___ Text provided ___

13

In my XML schema I have element of type string that I don't want to be empty (if it contains white-spaces etc I also consider it empty)

I applied restrinction I found at http://blogs.msdn.com/b/neerajag/archive/2005/08/12/450723.aspx

<xsd:restriction base = "xsd:string">
  <xs:minLength value="1" />
  <xs:pattern value=".*[^\s].*" />
</xsd:restriction>

What exactly does that pattern do and will do what I expect?

jlp
  • 9,800
  • 16
  • 53
  • 74

4 Answers4

8

doesn't this do exactly what you want?

 <xs:restriction base="xs:token">
  <xs:minLength value="1"/>
 </xs:restriction>

If the string contains only whitespace (line feeds, carriage returns, tabs, leading and trailing spaces), the processor will remove them so validation will fail; if there's anything else, validation will succeed. (note though: internal sequences of two or more spaces will be removed - make sure you're ok with that)

Frederik
  • 81
  • 1
  • 1
7

The pattern:

  • zero or more characters .* (. matches any character).
  • matches something not in the listed set of characters. \s is whitespace, so [^\s] is "match something that isn't a whitespace. The initial ^ in the match negates the normal match any one of these characters.
  • zero or more characters.

___

| Requirement 1 |
According to the XML schema thread, what base type does the first reply recommend restricting, with a minLength of 1?
| Requirement 2 |
Decide whether each statement agrees with the XML schema thread. Answer yes or no, and quote the words of the thread that settle it.
(a) The first reply warns that internal runs of two or more spaces will be removed.
(b) The explanation of the pattern says the dot matches only letters.
(c) The asker treats a string made up only of white-spaces as not empty.
| Requirement 3 |
Proceed with the XML schema thread from the point where it stops.

___ Supplied data ___

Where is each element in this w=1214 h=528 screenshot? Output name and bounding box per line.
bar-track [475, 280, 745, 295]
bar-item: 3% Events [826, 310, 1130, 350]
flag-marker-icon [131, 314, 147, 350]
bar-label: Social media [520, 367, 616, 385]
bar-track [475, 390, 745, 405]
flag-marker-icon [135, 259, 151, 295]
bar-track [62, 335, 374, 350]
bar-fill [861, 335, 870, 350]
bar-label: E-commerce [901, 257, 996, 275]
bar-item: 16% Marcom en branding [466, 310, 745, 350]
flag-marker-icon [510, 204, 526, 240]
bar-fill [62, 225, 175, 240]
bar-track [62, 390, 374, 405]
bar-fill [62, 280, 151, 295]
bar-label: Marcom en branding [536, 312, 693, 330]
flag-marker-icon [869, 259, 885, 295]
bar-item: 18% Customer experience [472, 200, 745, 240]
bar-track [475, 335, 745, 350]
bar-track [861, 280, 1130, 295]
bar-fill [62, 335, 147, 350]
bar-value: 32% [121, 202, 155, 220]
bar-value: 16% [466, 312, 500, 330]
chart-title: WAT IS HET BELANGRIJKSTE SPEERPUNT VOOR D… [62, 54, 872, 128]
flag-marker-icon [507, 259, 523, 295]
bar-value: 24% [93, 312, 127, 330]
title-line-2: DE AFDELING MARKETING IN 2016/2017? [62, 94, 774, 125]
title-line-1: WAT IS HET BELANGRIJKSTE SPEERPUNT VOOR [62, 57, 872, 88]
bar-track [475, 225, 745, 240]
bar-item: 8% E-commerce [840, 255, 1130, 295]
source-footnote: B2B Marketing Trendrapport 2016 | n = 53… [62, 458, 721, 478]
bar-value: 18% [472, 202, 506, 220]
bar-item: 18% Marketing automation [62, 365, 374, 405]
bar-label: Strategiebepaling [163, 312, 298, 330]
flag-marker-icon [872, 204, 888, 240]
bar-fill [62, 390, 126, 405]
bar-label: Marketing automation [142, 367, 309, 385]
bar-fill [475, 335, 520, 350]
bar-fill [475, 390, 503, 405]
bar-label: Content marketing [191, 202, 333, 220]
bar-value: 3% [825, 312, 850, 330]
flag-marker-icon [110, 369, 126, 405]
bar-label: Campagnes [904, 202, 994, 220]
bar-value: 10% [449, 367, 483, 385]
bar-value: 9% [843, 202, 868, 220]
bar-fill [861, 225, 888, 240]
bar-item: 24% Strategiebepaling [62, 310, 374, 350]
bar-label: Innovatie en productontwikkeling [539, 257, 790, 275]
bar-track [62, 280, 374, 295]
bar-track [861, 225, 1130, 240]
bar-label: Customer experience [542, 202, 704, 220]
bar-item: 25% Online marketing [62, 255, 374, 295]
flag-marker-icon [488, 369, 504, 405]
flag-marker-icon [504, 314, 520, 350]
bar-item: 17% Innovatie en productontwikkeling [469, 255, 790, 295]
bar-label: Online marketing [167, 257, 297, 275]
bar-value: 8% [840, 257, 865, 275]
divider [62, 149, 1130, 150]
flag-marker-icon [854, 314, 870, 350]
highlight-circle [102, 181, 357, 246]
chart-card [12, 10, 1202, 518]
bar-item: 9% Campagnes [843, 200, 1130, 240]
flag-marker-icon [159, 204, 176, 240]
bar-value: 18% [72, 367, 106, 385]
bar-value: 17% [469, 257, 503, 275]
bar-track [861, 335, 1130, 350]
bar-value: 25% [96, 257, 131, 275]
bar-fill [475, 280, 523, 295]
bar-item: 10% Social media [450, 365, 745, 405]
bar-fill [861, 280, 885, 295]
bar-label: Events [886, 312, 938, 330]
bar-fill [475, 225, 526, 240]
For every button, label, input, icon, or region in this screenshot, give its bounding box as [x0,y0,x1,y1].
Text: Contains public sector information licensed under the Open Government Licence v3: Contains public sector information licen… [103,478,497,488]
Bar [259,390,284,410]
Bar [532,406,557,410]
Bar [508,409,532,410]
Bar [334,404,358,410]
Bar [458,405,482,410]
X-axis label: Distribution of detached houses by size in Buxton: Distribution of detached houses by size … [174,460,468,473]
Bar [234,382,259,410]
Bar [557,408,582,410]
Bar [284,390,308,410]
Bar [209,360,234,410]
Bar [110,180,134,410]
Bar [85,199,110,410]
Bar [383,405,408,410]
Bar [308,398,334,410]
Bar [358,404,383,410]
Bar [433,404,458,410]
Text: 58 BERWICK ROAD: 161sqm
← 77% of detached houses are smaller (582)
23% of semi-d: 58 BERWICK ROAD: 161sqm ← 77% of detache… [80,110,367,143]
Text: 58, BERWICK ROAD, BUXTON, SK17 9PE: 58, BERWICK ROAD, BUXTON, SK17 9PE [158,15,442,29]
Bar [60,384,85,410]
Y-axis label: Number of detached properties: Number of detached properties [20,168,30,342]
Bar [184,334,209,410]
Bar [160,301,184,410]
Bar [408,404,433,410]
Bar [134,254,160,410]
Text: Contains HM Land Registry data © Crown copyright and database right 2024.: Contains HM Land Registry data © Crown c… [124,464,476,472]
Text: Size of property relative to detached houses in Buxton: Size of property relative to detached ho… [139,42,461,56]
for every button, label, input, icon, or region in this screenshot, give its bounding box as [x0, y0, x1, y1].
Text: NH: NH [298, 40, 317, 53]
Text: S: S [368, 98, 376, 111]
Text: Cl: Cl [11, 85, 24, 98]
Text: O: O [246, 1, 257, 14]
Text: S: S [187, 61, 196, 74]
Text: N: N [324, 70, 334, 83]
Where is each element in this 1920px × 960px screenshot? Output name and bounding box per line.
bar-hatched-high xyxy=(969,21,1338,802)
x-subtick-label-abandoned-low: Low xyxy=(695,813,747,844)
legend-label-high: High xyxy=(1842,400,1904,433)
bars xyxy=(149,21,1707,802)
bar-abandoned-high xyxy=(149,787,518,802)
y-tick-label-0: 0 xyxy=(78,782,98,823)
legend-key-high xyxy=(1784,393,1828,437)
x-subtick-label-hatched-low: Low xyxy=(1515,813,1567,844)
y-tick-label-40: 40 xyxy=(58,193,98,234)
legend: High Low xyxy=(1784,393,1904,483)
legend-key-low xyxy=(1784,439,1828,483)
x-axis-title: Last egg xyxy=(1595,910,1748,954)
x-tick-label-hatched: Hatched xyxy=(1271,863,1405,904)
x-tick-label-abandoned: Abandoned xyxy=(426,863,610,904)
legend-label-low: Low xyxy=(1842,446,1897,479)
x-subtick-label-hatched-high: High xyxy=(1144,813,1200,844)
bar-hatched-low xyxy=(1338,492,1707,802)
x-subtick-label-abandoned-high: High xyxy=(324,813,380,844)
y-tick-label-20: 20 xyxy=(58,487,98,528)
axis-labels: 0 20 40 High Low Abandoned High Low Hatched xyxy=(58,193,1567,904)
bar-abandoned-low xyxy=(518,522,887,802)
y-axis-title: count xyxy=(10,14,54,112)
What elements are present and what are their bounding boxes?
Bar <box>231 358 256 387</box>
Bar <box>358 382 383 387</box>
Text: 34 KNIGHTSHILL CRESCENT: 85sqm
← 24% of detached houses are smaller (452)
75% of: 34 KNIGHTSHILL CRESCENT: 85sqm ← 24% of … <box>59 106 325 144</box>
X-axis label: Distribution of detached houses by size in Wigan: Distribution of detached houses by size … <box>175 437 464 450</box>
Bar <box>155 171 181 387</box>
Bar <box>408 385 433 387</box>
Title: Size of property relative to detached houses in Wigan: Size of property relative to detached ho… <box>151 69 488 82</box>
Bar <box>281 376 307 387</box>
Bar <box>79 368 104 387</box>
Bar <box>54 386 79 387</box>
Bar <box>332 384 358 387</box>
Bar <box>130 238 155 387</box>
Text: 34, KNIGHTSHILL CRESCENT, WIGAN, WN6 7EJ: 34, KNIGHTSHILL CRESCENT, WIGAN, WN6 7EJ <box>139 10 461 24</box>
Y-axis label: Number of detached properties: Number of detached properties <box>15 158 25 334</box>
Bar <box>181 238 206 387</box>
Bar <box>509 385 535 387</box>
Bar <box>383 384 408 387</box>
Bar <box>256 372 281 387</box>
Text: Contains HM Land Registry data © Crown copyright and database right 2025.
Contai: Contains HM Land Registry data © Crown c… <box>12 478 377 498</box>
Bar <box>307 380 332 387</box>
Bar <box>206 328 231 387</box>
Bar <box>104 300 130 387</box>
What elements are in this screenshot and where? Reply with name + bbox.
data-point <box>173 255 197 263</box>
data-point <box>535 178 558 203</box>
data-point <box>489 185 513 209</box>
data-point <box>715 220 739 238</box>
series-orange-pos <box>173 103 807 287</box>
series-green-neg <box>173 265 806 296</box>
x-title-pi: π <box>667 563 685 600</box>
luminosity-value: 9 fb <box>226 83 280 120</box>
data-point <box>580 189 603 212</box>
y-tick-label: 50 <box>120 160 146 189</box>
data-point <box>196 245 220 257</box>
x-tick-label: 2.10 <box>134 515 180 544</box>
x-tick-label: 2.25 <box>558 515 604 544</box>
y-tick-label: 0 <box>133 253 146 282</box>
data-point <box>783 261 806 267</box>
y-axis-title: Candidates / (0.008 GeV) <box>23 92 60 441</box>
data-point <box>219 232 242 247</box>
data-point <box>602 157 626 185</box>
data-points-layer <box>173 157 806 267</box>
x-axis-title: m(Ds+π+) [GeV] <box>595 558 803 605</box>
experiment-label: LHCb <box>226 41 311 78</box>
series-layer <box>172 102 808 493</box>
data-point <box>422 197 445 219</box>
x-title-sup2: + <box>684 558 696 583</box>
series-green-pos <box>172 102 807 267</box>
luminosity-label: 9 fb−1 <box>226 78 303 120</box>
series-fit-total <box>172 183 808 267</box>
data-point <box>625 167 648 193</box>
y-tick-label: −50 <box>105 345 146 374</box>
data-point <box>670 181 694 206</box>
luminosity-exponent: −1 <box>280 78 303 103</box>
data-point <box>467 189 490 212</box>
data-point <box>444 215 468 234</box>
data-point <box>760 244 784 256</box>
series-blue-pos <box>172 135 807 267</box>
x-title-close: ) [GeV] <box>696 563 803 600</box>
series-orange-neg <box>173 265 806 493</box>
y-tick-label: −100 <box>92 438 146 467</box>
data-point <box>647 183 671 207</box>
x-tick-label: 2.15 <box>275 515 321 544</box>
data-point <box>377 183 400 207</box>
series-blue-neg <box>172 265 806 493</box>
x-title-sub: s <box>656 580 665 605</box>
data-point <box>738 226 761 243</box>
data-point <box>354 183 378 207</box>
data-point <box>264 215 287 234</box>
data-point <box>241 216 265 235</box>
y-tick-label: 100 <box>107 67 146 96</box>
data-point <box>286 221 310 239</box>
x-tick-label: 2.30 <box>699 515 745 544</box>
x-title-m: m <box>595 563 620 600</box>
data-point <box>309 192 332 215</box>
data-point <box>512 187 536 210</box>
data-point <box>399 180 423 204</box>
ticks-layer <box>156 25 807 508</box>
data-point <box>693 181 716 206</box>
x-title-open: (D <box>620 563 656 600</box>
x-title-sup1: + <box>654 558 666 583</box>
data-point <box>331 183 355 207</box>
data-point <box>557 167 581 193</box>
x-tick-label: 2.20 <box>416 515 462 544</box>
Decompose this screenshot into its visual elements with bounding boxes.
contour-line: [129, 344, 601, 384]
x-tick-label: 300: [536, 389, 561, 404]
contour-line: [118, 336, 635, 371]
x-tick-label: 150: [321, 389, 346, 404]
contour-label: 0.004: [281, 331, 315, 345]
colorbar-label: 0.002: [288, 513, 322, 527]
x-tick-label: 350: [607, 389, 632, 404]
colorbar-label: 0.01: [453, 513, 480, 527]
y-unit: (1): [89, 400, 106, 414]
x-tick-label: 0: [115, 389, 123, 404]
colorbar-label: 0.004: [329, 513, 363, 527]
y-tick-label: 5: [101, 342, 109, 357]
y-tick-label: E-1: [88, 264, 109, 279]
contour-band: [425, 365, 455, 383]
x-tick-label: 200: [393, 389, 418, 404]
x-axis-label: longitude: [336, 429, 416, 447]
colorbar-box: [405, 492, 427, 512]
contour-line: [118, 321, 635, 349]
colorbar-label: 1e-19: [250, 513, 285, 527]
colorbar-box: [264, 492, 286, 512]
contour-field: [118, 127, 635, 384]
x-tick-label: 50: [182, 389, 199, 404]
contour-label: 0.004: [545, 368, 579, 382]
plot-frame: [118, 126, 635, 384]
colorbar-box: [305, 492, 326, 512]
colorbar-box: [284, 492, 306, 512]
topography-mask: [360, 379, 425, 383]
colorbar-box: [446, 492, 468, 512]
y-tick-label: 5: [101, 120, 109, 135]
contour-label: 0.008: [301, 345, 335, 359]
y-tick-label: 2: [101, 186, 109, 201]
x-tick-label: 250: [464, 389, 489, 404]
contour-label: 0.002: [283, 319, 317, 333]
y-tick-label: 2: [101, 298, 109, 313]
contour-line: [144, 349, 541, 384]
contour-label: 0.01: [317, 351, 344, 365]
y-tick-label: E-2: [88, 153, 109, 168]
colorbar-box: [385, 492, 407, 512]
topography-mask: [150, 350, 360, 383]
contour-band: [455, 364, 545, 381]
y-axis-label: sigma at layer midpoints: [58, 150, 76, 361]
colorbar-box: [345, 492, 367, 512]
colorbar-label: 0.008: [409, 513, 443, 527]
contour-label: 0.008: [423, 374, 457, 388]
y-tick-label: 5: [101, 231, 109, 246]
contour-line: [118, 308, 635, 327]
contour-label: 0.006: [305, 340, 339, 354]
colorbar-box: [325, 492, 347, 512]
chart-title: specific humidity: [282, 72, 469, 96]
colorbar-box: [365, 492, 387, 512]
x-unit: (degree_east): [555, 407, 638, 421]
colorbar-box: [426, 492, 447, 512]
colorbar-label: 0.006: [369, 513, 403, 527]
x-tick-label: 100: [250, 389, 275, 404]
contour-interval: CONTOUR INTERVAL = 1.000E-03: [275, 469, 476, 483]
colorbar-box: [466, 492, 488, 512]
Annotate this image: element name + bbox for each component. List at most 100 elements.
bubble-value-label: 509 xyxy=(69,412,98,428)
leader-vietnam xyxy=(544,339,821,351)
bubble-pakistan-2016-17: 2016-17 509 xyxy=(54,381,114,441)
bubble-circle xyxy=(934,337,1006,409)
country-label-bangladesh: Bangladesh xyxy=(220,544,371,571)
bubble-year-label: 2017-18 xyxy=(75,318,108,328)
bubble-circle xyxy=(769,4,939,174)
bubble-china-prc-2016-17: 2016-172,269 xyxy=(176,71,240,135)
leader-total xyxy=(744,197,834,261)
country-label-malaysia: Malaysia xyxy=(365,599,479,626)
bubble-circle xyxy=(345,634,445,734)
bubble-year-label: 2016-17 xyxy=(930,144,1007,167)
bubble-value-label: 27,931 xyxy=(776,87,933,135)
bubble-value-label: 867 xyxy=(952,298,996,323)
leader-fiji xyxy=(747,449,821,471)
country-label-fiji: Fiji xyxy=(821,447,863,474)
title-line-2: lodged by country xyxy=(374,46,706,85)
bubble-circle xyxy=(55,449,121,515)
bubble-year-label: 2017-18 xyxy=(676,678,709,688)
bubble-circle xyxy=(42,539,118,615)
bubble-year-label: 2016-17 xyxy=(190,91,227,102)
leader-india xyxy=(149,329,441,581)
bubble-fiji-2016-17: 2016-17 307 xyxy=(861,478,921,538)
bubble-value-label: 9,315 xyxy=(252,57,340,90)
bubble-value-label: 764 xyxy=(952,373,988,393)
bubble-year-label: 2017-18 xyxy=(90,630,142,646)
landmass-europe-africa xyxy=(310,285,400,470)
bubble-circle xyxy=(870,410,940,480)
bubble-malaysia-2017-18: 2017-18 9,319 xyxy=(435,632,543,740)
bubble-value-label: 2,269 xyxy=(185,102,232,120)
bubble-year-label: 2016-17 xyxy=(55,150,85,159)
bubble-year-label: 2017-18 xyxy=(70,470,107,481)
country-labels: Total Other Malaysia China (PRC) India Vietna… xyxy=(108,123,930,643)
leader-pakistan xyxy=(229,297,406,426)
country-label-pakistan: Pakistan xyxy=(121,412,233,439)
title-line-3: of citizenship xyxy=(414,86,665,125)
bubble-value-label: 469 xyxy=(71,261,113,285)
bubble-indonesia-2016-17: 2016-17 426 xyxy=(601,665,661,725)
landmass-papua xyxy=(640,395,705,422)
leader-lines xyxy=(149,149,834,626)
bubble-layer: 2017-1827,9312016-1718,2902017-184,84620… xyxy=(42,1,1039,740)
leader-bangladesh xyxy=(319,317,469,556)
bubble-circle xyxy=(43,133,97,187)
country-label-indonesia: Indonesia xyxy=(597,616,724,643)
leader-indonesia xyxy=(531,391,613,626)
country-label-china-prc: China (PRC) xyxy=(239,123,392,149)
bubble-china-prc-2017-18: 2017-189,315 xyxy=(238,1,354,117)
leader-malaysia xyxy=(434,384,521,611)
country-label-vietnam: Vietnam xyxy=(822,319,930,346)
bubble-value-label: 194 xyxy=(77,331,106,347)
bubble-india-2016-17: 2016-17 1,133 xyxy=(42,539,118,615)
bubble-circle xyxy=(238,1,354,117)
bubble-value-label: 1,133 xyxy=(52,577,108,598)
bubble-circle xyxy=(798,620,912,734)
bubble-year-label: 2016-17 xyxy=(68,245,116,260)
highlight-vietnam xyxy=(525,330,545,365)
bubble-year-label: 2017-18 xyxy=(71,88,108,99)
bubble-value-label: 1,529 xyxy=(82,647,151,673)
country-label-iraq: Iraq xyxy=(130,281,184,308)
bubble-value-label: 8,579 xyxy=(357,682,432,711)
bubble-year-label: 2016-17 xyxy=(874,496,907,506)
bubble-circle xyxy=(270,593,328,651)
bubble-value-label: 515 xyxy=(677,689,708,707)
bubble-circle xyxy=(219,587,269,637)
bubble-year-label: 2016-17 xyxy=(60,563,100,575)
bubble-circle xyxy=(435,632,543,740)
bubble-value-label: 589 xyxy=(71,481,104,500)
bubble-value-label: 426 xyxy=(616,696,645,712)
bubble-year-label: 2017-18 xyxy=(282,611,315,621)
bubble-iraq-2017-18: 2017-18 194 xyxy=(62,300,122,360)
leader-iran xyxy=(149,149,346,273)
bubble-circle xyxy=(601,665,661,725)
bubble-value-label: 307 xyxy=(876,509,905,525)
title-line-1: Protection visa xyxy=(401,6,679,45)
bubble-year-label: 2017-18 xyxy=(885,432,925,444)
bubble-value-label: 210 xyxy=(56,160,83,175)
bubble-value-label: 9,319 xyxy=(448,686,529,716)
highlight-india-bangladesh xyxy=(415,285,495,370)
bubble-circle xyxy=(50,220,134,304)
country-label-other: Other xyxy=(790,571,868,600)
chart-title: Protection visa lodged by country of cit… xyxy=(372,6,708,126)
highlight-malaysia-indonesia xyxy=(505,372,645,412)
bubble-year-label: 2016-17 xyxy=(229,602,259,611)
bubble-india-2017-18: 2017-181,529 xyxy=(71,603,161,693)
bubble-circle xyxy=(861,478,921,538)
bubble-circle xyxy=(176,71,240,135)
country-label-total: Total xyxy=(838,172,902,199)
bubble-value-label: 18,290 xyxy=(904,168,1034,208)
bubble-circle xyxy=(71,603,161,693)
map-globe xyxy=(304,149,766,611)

___

| Task response 1 |
xs:token

| Task response 2 |
(a) Yes: "internal sequences of two or more spaces will be removed"
(b) No: "(. matches any character)"
(c) No: "if it contains white-spaces etc I also consider it empty"

| Task response 3 |
Richard
  • 106,783
  • 21
  • 203
  • 265
  • It rejects text with carriage returns char. Why? – jlp May 26 '11 at 10:25
  • 1
    @jlp: "`.` matches any character" is the quick version. The full version includes a note that depending on the regex engine it might not match newlines *by default*. Try replacing `.*` with `[.\s]*` as `\s` matches includes both newline and carriage return. – Richard May 27 '11 at 07:58
  • Could you please write pattern that meets requirements from question? – jlp May 27 '11 at 15:25
  • @jlp: What requirement? The question is "what does this pattern mean?". – Richard May 27 '11 at 15:29
  • string that is not empty (only whitespaces and newlines means is empty too) – jlp Oct 13 '11 at 08:51
  • @jlp According to the XSD recommendation's definition of [`\s`](http://www.w3.org/TR/2004/REC-xmlschema-2-20041028/#dt-regex) it is equivalent to `[#x20\t\n\r]` – which includes both newline and carriage return. Therefore a string containing a single newline shouldn't match (since the character class has to match something). If such simple test cases are not correct then time to submit a short test case to the XSD engine's vendor. – Richard Oct 13 '11 at 10:06
  • According to the W3C documentation at [http://www.w3.org/TR/xmlschema11-2/#dt-regex](http://www.w3.org/TR/xmlschema11-2/#dt-regex), section "G.4.2.5 Multi-character escapes" defines the `.` character sequence as the `[^\n\r]` character class. So `.` matches any character except newline and carriage return. I plan on using `[.\s]*\S[.\s]*`, now that I've read the suggestion from @Richard. (Note that the documentation says that `\S` is defined as `[^\s]`.) – ALEXintlsos Oct 17 '13 at 21:17
5

I don't know if still useful but I found a better pattern than the first posted. Here it is:

<xs:simpleType name="nonEmptyString">
    <xs:restriction base="xs:string">
        <xs:pattern value="(\s*[^\s]\s*)+"></xs:pattern>
    </xs:restriction>
</xs:simpleType>

Using Eclipse, seems to work fine.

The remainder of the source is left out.